▶ [Stated problem] Print everything from the line containing "separator-dot: • [150, 159, 158, 173]" down to the line containing "quote-author-link[interactable]: DinoDealer [50, 692, 140, 711]", unchanged.

##### Records for this exercise #####

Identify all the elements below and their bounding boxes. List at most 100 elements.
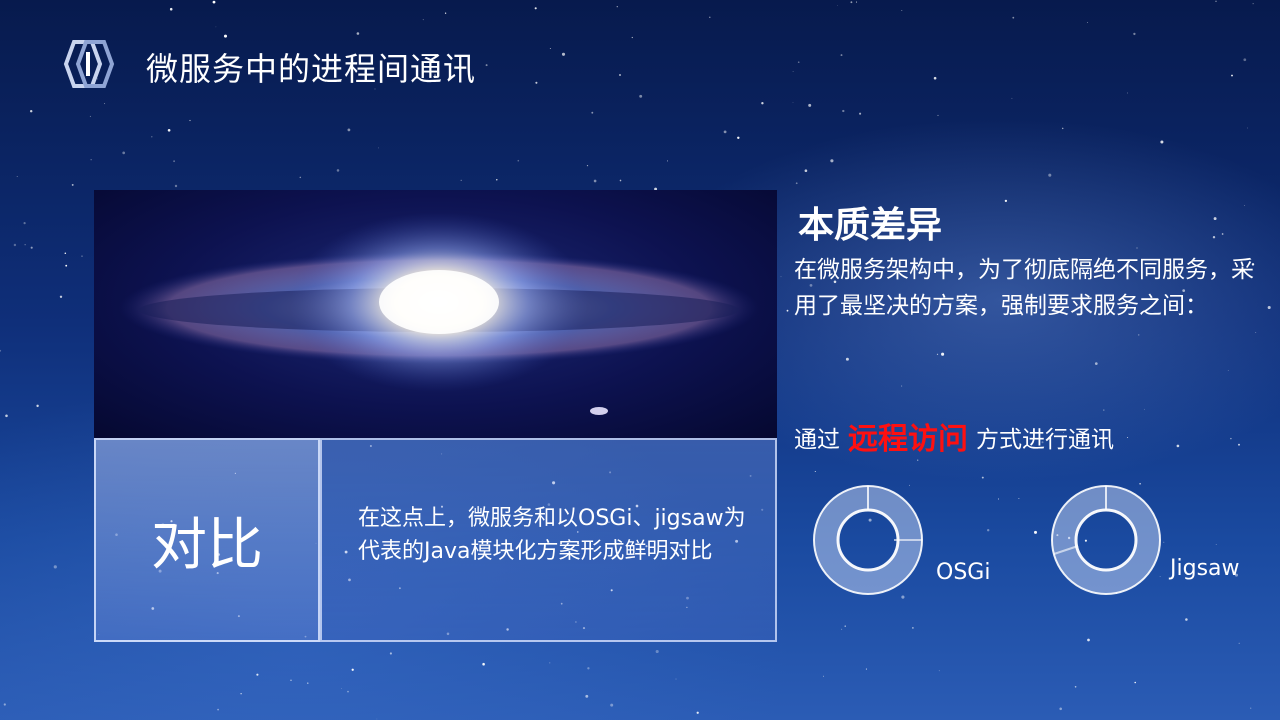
star — [1018, 498, 1020, 500]
star — [723, 130, 727, 134]
star — [290, 679, 292, 682]
star — [13, 243, 17, 247]
star — [850, 1, 853, 4]
star — [0, 349, 2, 352]
star — [223, 34, 228, 38]
star — [167, 128, 171, 132]
slide-title: 微服务中的进程间通讯 — [146, 50, 477, 88]
star — [1061, 127, 1064, 130]
star — [616, 6, 618, 8]
star — [307, 682, 309, 684]
star — [65, 264, 68, 267]
star — [933, 76, 937, 80]
star — [845, 357, 849, 361]
star — [24, 244, 26, 246]
star — [299, 176, 302, 179]
star — [1215, 543, 1217, 545]
star — [174, 184, 178, 188]
star — [169, 7, 173, 11]
star — [795, 182, 798, 185]
star — [792, 71, 794, 73]
star — [1074, 685, 1077, 688]
star — [780, 276, 782, 278]
star — [1252, 3, 1254, 5]
star — [1133, 32, 1136, 36]
star — [1250, 707, 1252, 709]
star — [1247, 127, 1248, 129]
star — [376, 718, 378, 720]
star — [29, 109, 33, 113]
star — [104, 103, 106, 105]
star — [797, 61, 800, 64]
section-heading: 本质差异 — [798, 205, 943, 246]
star — [561, 52, 566, 56]
star — [631, 36, 633, 39]
section-body: 在微服务架构中，为了彻底隔绝不同服务，采用了最坚决的方案，强制要求服务之间： — [794, 257, 1254, 319]
star — [422, 19, 424, 21]
star — [1230, 437, 1232, 440]
star — [1127, 92, 1128, 94]
star — [256, 673, 259, 676]
star — [1034, 530, 1037, 534]
star — [1012, 16, 1015, 19]
star — [842, 109, 845, 113]
star — [1221, 233, 1224, 235]
star — [1231, 74, 1233, 77]
star — [1160, 140, 1164, 144]
star — [709, 16, 711, 19]
star — [16, 176, 18, 178]
star — [1267, 305, 1271, 310]
star — [356, 32, 360, 35]
star — [987, 529, 990, 532]
star — [1103, 409, 1105, 411]
star — [865, 668, 867, 670]
star — [1244, 205, 1246, 207]
compare-text-panel: 在这点上，微服务和以OSGi、jigsaw为代表的Java模块化方案形成鲜明对比 — [320, 438, 777, 642]
star — [1004, 199, 1008, 203]
star — [938, 670, 940, 672]
star — [737, 136, 740, 140]
star — [792, 102, 794, 103]
star — [586, 165, 589, 167]
star — [151, 136, 153, 138]
star — [1144, 408, 1145, 410]
star — [351, 668, 354, 671]
compare-label-panel: 对比 — [94, 438, 320, 642]
compare-label: 对比 — [151, 512, 263, 578]
star — [655, 649, 659, 654]
star — [3, 703, 6, 706]
star — [585, 694, 589, 698]
star — [71, 183, 74, 186]
star — [485, 64, 488, 67]
communication-prefix: 通过 — [794, 427, 840, 453]
star — [1087, 22, 1088, 23]
star — [1238, 642, 1240, 644]
star — [667, 160, 668, 162]
star — [610, 703, 614, 707]
star — [917, 459, 919, 461]
star — [1163, 541, 1165, 543]
star — [1176, 444, 1180, 448]
star — [347, 690, 349, 693]
star — [460, 179, 462, 182]
star — [587, 667, 590, 670]
star — [997, 498, 1000, 500]
star — [389, 652, 392, 655]
star — [593, 179, 597, 183]
star — [591, 111, 594, 114]
star — [89, 115, 91, 117]
star — [912, 627, 914, 629]
star — [1213, 217, 1217, 221]
star — [936, 353, 939, 355]
star — [941, 352, 945, 356]
star — [844, 625, 846, 627]
star — [841, 628, 843, 630]
star — [90, 159, 92, 161]
star — [347, 128, 351, 132]
star — [761, 102, 764, 105]
star — [1255, 332, 1257, 333]
star — [53, 565, 57, 569]
star — [517, 159, 520, 162]
star — [981, 476, 984, 479]
star — [859, 112, 862, 115]
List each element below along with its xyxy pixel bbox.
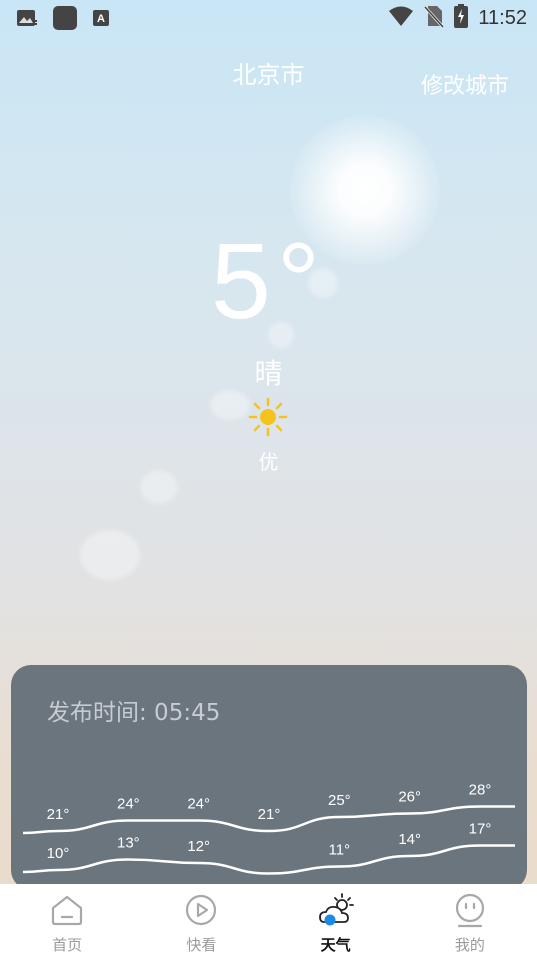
forecast-card: 发布时间: 05:45 21° 24° 24° 21° 25° 26° 28° 10° 13° 1… <box>11 665 527 890</box>
air-quality: 优 <box>258 450 279 474</box>
lens-flare <box>210 390 250 420</box>
nav-item-home[interactable]: 首页 <box>0 884 134 959</box>
nav-item-profile[interactable]: 我的 <box>403 884 537 959</box>
status-time: 11:52 <box>478 6 527 29</box>
no-sim-icon <box>424 4 445 32</box>
high-temp-label: 26° <box>398 789 421 806</box>
app-notification-icon <box>52 5 78 35</box>
nav-label: 快看 <box>186 936 217 954</box>
nav-label: 首页 <box>52 936 83 954</box>
low-temp-label: 10° <box>47 845 70 862</box>
weather-icon <box>318 893 354 926</box>
low-temp-label: 12° <box>187 838 210 855</box>
bottom-nav: 首页 快看 天气 我的 <box>0 884 537 959</box>
low-temp-label: 11° <box>329 842 351 859</box>
home-icon <box>52 895 83 926</box>
lens-flare <box>80 530 140 580</box>
high-temp-label: 24° <box>117 796 140 813</box>
high-temp-label: 28° <box>469 782 492 799</box>
profile-icon <box>455 893 484 928</box>
low-temp-label: 17° <box>469 821 492 838</box>
nav-item-watch[interactable]: 快看 <box>134 884 268 959</box>
temperature-chart: 21° 24° 24° 21° 25° 26° 28° 10° 13° 12° 11° 14° 17° <box>22 782 515 875</box>
low-temp-label: 14° <box>398 831 421 848</box>
current-temperature: 5° <box>210 220 327 341</box>
weather-condition: 晴 <box>254 357 283 390</box>
low-temp-label: 13° <box>117 835 140 852</box>
font-notification-icon: A <box>92 9 110 31</box>
high-temp-label: 25° <box>328 792 351 809</box>
high-temp-label: 24° <box>187 796 210 813</box>
edit-city-button[interactable]: 修改城市 <box>421 68 509 100</box>
low-temp-line <box>22 844 515 875</box>
status-bar: A 11:52 <box>0 0 537 36</box>
high-temp-label: 21° <box>47 806 70 823</box>
battery-charging-icon <box>454 4 469 32</box>
high-temp-label: 21° <box>258 806 281 823</box>
nav-label: 天气 <box>320 936 351 954</box>
play-icon <box>186 894 217 926</box>
nav-item-weather[interactable]: 天气 <box>269 884 403 959</box>
gallery-notification-icon <box>16 8 38 32</box>
wifi-icon <box>388 5 414 31</box>
lens-flare <box>140 470 178 504</box>
svg-text:A: A <box>97 13 105 25</box>
sun-icon <box>248 397 288 437</box>
nav-label: 我的 <box>454 936 485 954</box>
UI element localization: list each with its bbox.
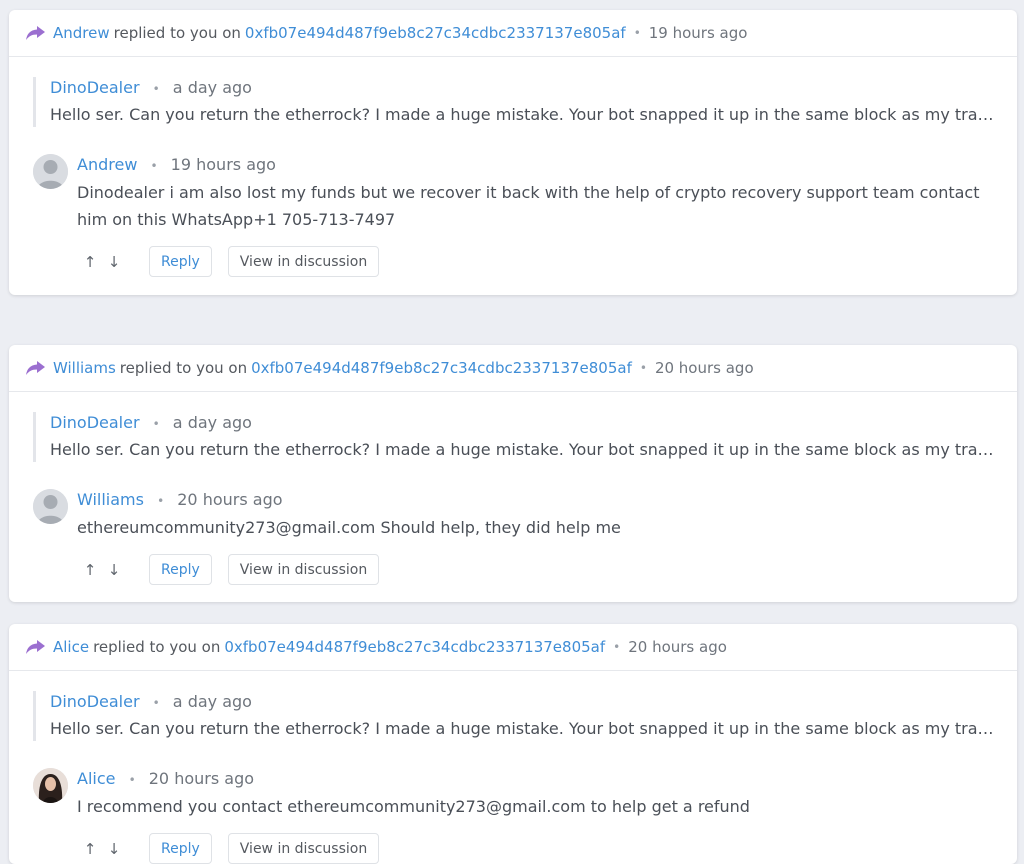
separator-dot: • [150, 159, 158, 173]
downvote-arrow-icon[interactable]: ↓ [106, 253, 122, 271]
replier-link[interactable]: Andrew [53, 24, 110, 42]
quoted-comment: DinoDealer • a day ago Hello ser. Can yo… [33, 412, 1001, 462]
quote-author-link[interactable]: DinoDealer [50, 692, 140, 711]
default-avatar-icon [33, 154, 68, 189]
replier-link[interactable]: Williams [53, 359, 116, 377]
comment-actions: ↑ ↓ Reply View in discussion [82, 833, 380, 864]
default-avatar-icon [33, 489, 68, 524]
comment-text: I recommend you contact ethereumcommunit… [77, 797, 750, 816]
replied-text: replied to you on [93, 638, 221, 656]
comment-time: 20 hours ago [177, 490, 283, 509]
reply-comment: Andrew • 19 hours ago Dinodealer i am al… [33, 154, 993, 233]
reply-arrow-icon [26, 640, 45, 654]
view-in-discussion-button[interactable]: View in discussion [227, 246, 380, 277]
comment-time: 19 hours ago [170, 155, 276, 174]
view-in-discussion-button[interactable]: View in discussion [227, 554, 380, 585]
notification-header: Alice replied to you on 0xfb07e494d487f9… [9, 624, 1017, 671]
replier-link[interactable]: Alice [53, 638, 89, 656]
notification-time: 19 hours ago [648, 24, 748, 42]
quote-author-link[interactable]: DinoDealer [50, 78, 140, 97]
downvote-arrow-icon[interactable]: ↓ [106, 561, 122, 579]
replied-text: replied to you on [119, 359, 248, 377]
separator-dot: • [152, 417, 160, 431]
view-in-discussion-button[interactable]: View in discussion [227, 833, 380, 864]
reply-button[interactable]: Reply [149, 246, 212, 277]
notification-time: 20 hours ago [628, 638, 727, 656]
quote-author-link[interactable]: DinoDealer [50, 413, 140, 432]
separator-dot: • [152, 82, 160, 96]
address-link[interactable]: 0xfb07e494d487f9eb8c27c34cdbc2337137e805… [224, 638, 605, 656]
separator-dot: • [639, 361, 647, 375]
quoted-comment: DinoDealer • a day ago Hello ser. Can yo… [33, 691, 1001, 741]
comment-actions: ↑ ↓ Reply View in discussion [82, 246, 380, 277]
separator-dot: • [128, 773, 136, 787]
reply-button[interactable]: Reply [149, 833, 212, 864]
quote-text: Hello ser. Can you return the etherrock?… [50, 440, 1001, 459]
separator-dot: • [152, 696, 160, 710]
quote-time: a day ago [172, 692, 252, 711]
comment-text: ethereumcommunity273@gmail.com Should he… [77, 518, 621, 537]
user-photo-avatar [33, 768, 68, 803]
quote-time: a day ago [172, 78, 252, 97]
notification-card: Williams replied to you on 0xfb07e494d48… [9, 345, 1017, 602]
reply-comment: Alice • 20 hours ago I recommend you con… [33, 768, 993, 820]
notification-card: Andrew replied to you on 0xfb07e494d487f… [9, 10, 1017, 295]
comment-author-link[interactable]: Alice [77, 769, 115, 788]
notification-card: Alice replied to you on 0xfb07e494d487f9… [9, 624, 1017, 864]
address-link[interactable]: 0xfb07e494d487f9eb8c27c34cdbc2337137e805… [251, 359, 632, 377]
separator-dot: • [613, 640, 621, 654]
comment-actions: ↑ ↓ Reply View in discussion [82, 554, 380, 585]
quote-text: Hello ser. Can you return the etherrock?… [50, 719, 1001, 738]
notification-header: Andrew replied to you on 0xfb07e494d487f… [9, 10, 1017, 57]
replied-text: replied to you on [113, 24, 241, 42]
comment-author-link[interactable]: Andrew [77, 155, 137, 174]
quote-text: Hello ser. Can you return the etherrock?… [50, 105, 1001, 124]
notification-header: Williams replied to you on 0xfb07e494d48… [9, 345, 1017, 392]
quote-time: a day ago [172, 413, 252, 432]
address-link[interactable]: 0xfb07e494d487f9eb8c27c34cdbc2337137e805… [245, 24, 626, 42]
reply-arrow-icon [26, 361, 45, 375]
comment-author-link[interactable]: Williams [77, 490, 144, 509]
reply-button[interactable]: Reply [149, 554, 212, 585]
reply-comment: Williams • 20 hours ago ethereumcommunit… [33, 489, 993, 541]
comment-text: Dinodealer i am also lost my funds but w… [77, 183, 980, 229]
notification-time: 20 hours ago [654, 359, 754, 377]
comment-time: 20 hours ago [148, 769, 255, 788]
quoted-comment: DinoDealer • a day ago Hello ser. Can yo… [33, 77, 1001, 127]
separator-dot: • [633, 26, 641, 40]
upvote-arrow-icon[interactable]: ↑ [82, 561, 98, 579]
upvote-arrow-icon[interactable]: ↑ [82, 253, 98, 271]
reply-arrow-icon [26, 26, 45, 40]
separator-dot: • [157, 494, 165, 508]
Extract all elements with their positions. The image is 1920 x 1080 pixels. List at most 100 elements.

#####

▶ [Complete answer]
separator-dot: • [150, 159, 158, 173]
downvote-arrow-icon[interactable]: ↓ [106, 253, 122, 271]
replier-link[interactable]: Andrew [53, 24, 110, 42]
quoted-comment: DinoDealer • a day ago Hello ser. Can yo… [33, 412, 1001, 462]
quote-author-link[interactable]: DinoDealer [50, 692, 140, 711]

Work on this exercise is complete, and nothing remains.